--- Dataset extract ---

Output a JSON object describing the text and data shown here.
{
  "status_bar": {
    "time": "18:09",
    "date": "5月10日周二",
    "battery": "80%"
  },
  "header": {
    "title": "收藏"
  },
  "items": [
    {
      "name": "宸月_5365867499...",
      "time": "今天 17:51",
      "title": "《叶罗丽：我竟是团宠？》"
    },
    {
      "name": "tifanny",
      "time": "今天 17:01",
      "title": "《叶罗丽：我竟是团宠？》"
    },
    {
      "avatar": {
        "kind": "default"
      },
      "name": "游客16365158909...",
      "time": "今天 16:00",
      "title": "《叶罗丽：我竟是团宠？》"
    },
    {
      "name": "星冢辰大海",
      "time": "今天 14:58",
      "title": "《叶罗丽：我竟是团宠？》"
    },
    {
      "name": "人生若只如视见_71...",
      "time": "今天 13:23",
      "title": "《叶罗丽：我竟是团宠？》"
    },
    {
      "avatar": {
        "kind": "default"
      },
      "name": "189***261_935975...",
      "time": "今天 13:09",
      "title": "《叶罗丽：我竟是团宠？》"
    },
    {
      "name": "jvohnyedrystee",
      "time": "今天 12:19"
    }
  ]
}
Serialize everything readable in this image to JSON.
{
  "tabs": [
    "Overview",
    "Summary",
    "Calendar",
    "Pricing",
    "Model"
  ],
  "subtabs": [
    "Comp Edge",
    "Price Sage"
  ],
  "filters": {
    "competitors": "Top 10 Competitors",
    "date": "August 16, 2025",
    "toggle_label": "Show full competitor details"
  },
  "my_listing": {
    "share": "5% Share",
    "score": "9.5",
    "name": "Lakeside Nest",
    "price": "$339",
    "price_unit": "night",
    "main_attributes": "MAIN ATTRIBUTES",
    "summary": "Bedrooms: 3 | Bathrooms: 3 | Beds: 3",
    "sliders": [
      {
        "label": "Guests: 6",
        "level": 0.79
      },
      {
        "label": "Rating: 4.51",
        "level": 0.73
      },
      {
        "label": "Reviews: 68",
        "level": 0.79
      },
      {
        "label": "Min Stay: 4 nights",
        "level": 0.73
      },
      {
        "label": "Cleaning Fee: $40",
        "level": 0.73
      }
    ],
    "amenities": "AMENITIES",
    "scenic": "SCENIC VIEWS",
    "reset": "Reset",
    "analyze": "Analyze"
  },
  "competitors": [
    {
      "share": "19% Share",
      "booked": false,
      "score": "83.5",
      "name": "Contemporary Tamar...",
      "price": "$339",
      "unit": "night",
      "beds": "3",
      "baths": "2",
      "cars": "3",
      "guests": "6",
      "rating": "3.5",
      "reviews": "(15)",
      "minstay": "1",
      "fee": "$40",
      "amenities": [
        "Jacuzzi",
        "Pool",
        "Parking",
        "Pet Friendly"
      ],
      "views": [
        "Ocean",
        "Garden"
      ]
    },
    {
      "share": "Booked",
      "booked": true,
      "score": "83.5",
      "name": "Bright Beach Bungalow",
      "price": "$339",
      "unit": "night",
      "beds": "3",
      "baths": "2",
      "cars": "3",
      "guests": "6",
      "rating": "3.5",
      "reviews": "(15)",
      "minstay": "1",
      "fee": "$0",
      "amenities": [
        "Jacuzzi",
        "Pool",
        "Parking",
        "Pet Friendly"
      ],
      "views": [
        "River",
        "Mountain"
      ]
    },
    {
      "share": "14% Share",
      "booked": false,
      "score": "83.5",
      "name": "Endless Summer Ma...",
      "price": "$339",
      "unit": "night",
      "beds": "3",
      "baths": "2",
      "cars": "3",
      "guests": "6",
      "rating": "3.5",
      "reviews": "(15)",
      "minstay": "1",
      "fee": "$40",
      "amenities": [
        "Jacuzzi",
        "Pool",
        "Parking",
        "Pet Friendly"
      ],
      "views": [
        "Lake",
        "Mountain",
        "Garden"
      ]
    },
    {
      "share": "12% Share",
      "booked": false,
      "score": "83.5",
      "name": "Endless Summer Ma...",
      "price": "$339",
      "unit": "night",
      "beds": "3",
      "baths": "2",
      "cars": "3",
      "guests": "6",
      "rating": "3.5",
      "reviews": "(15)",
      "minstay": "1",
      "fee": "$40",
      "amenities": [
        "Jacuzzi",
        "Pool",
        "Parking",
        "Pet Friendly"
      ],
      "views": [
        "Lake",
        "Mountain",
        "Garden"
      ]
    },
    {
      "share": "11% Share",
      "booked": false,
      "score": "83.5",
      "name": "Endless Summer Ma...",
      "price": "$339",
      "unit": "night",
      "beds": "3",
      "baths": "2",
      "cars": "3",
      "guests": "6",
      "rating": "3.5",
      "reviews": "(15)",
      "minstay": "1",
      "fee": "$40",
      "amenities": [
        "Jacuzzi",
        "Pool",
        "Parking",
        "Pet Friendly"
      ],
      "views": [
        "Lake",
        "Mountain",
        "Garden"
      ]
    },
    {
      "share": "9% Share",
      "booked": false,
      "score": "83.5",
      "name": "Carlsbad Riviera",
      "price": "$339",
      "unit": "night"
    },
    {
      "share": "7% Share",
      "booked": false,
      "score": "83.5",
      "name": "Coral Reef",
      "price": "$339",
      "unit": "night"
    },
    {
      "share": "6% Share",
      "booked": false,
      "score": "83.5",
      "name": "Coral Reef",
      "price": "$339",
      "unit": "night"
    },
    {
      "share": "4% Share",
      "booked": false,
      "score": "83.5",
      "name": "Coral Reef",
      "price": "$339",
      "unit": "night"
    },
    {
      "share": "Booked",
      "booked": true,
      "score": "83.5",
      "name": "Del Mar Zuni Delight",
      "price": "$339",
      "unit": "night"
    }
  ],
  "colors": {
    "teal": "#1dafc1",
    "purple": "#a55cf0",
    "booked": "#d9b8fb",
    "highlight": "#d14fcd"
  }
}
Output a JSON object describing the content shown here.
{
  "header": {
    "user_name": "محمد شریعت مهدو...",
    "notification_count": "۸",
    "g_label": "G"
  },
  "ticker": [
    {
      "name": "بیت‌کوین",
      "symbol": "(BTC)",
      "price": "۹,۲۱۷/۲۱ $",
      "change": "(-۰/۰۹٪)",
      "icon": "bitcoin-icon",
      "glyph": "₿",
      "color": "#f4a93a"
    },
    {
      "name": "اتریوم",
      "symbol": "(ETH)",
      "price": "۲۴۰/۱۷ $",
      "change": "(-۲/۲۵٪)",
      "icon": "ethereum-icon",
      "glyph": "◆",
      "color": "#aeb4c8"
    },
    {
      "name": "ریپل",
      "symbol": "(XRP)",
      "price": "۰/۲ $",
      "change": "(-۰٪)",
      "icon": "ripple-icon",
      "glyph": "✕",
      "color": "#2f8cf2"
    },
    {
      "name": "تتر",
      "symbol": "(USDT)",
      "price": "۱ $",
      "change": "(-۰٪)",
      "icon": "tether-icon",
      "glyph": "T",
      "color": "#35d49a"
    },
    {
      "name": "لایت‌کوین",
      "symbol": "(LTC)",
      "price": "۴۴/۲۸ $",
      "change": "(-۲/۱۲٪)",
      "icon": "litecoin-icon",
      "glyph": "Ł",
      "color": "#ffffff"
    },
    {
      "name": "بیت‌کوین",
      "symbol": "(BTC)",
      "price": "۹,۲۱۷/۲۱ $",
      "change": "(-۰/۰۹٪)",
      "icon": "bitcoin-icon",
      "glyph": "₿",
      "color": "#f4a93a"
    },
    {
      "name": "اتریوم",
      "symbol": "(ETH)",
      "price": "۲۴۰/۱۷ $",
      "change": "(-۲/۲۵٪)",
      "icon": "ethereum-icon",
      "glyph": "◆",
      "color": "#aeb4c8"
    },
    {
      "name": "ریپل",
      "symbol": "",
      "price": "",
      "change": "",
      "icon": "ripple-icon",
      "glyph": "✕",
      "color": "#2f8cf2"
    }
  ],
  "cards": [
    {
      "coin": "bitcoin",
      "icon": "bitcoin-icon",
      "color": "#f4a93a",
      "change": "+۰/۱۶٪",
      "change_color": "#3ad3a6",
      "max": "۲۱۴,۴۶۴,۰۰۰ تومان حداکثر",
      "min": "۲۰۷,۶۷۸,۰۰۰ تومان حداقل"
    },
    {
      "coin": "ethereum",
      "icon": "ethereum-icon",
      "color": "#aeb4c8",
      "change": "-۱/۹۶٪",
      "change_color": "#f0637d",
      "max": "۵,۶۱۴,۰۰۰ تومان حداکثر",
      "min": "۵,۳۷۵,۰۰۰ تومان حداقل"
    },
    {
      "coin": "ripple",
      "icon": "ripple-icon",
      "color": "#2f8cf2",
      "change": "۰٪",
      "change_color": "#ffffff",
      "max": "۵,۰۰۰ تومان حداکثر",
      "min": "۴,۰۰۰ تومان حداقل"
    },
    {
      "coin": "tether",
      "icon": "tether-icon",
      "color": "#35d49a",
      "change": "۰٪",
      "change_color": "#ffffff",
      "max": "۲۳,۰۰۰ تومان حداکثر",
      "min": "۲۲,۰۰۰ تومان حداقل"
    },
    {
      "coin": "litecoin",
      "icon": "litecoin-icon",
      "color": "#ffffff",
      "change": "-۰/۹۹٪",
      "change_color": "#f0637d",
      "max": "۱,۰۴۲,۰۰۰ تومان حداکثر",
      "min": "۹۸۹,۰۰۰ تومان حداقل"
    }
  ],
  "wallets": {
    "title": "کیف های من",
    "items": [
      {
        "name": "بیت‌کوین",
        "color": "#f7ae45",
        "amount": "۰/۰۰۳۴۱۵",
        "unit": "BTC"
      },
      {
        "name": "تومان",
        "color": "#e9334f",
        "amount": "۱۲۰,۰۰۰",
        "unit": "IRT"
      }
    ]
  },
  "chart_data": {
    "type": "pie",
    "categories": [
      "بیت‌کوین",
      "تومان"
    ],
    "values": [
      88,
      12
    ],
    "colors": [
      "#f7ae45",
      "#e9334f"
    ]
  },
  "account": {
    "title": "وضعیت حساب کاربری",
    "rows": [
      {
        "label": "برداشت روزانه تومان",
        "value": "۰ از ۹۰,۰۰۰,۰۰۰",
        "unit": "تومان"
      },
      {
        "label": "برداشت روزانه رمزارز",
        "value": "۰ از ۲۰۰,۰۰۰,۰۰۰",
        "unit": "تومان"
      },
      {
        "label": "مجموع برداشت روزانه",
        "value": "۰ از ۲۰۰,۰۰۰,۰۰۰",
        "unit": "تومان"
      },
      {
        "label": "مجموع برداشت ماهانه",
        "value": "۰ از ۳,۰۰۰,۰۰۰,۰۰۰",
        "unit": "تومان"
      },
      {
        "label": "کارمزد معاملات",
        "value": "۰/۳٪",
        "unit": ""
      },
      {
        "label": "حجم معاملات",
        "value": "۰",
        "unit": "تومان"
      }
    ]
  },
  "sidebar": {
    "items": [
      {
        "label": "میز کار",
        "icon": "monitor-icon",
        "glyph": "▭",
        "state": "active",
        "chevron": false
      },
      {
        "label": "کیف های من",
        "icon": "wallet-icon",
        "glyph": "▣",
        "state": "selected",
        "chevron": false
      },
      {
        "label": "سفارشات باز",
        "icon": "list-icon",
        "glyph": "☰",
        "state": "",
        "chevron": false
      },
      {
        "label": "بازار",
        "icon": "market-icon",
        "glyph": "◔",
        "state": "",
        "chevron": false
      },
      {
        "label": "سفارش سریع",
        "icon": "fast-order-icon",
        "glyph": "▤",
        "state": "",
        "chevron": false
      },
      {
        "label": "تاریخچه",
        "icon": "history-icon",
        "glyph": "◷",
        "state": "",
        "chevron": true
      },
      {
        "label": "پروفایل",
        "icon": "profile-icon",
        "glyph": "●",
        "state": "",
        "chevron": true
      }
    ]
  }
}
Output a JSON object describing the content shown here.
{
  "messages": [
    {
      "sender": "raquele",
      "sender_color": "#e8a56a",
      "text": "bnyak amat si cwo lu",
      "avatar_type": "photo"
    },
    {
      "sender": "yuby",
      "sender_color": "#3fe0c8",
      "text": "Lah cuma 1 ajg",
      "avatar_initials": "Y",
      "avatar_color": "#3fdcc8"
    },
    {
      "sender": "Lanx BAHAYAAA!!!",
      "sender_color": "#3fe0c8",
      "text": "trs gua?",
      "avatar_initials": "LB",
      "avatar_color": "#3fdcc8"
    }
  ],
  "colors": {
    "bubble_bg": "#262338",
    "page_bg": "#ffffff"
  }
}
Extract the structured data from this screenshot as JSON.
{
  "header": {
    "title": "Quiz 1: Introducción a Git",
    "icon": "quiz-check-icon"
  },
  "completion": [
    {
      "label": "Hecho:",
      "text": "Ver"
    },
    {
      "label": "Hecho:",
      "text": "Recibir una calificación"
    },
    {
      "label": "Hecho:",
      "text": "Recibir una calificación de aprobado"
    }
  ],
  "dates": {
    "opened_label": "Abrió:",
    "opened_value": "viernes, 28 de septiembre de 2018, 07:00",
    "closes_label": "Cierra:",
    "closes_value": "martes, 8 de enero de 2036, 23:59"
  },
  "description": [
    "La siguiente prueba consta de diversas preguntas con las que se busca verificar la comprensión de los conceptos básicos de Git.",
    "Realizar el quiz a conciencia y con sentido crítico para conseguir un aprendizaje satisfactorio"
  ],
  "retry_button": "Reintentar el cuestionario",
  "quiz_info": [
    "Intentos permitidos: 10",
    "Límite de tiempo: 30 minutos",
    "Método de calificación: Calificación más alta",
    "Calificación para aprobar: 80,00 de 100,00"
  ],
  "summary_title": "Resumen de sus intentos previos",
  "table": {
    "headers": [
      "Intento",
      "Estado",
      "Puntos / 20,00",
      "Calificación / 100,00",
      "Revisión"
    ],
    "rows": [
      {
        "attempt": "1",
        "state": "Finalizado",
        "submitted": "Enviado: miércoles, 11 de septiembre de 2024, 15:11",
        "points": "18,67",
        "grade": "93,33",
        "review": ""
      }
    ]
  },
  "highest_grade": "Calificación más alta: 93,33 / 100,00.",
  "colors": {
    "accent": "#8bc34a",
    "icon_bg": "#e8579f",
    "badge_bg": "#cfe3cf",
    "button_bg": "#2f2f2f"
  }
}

---

Exercise prompt:
In the records above, collect each line with "حداکثر".

Solution to this problem:
      "max": "۲۱۴,۴۶۴,۰۰۰ تومان حداکثر",
      "max": "۵,۶۱۴,۰۰۰ تومان حداکثر",
      "max": "۵,۰۰۰ تومان حداکثر",
      "max": "۲۳,۰۰۰ تومان حداکثر",
      "max": "۱,۰۴۲,۰۰۰ تومان حداکثر",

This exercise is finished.